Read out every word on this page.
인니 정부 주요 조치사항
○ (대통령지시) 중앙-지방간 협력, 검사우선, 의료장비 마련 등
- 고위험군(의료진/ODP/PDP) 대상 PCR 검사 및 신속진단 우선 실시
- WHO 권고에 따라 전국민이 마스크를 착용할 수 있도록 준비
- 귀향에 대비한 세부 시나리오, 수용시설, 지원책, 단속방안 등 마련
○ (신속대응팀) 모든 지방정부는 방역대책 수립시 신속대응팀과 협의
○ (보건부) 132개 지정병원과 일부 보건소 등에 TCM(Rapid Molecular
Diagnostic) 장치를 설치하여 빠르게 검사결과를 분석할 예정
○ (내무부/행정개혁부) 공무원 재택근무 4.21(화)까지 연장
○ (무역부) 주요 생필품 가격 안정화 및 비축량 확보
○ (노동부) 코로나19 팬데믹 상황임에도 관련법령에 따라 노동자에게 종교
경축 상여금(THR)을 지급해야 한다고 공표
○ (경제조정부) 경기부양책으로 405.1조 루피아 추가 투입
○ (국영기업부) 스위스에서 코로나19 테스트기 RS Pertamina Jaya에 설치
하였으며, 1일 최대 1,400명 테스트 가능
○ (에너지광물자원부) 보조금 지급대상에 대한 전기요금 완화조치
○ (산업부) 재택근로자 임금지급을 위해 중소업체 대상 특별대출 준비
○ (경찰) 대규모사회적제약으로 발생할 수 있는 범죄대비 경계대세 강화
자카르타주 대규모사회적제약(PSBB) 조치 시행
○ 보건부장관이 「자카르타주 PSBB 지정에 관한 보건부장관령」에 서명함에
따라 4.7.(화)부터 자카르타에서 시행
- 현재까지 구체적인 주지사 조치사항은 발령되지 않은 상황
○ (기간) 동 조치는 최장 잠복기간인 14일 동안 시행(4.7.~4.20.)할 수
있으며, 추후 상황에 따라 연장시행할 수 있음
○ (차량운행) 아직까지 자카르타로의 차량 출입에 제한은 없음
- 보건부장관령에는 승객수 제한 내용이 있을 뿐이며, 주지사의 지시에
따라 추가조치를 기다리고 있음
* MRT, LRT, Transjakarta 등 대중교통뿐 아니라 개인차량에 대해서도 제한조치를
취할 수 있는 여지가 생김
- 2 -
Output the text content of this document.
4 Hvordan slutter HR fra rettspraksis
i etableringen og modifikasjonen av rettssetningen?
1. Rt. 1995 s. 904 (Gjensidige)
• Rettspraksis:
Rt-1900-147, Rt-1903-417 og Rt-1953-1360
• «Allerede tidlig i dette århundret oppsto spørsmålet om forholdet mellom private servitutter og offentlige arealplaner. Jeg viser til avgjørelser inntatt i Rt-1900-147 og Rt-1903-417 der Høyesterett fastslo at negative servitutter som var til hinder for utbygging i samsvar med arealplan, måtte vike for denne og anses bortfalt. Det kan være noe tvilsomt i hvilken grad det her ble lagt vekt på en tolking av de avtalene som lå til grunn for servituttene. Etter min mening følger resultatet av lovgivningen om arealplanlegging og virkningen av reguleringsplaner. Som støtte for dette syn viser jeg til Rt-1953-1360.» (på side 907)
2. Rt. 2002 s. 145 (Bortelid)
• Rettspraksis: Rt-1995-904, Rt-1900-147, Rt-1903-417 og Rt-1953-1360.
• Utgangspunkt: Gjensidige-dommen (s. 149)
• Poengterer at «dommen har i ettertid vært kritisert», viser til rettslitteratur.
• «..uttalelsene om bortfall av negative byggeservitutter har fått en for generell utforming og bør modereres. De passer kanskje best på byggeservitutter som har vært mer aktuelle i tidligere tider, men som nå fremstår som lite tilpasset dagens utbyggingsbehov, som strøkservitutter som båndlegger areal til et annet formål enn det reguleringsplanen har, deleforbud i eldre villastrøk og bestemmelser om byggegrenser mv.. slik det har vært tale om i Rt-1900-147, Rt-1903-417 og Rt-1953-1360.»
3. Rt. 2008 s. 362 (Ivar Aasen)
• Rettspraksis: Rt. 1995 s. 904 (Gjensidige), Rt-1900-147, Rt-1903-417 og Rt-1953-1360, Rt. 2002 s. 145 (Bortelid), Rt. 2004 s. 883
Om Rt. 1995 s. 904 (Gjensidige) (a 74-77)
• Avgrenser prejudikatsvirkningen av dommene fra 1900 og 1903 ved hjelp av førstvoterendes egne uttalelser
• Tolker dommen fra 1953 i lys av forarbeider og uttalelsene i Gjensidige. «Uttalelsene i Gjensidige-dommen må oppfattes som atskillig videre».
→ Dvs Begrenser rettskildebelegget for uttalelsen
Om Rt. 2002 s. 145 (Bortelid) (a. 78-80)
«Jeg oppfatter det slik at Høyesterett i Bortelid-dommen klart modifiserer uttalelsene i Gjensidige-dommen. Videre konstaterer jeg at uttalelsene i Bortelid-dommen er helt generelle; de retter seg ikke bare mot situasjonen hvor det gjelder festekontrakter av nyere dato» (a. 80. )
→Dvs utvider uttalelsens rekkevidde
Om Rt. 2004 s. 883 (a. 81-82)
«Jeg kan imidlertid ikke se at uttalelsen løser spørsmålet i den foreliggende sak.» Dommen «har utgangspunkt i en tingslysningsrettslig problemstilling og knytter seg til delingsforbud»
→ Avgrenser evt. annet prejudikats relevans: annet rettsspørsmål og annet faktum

**Brief**.
From the listing above, copy every line that includes the word "ikke".

**Result for this exercise**.
«Jeg oppfatter det slik at Høyesterett i Bortelid-dommen klart modifiserer uttalelsene i Gjensidige-dommen. Videre konstaterer jeg at uttalelsene i Bortelid-dommen er helt generelle; de retter seg ikke bare mot situasjonen hvor det gjelder festekontrakter av nyere dato» (a. 80. )
«Jeg kan imidlertid ikke se at uttalelsen løser spørsmålet i den foreliggende sak.» Dommen «har utgangspunkt i en tingslysningsrettslig problemstilling og knytter seg til delingsforbud»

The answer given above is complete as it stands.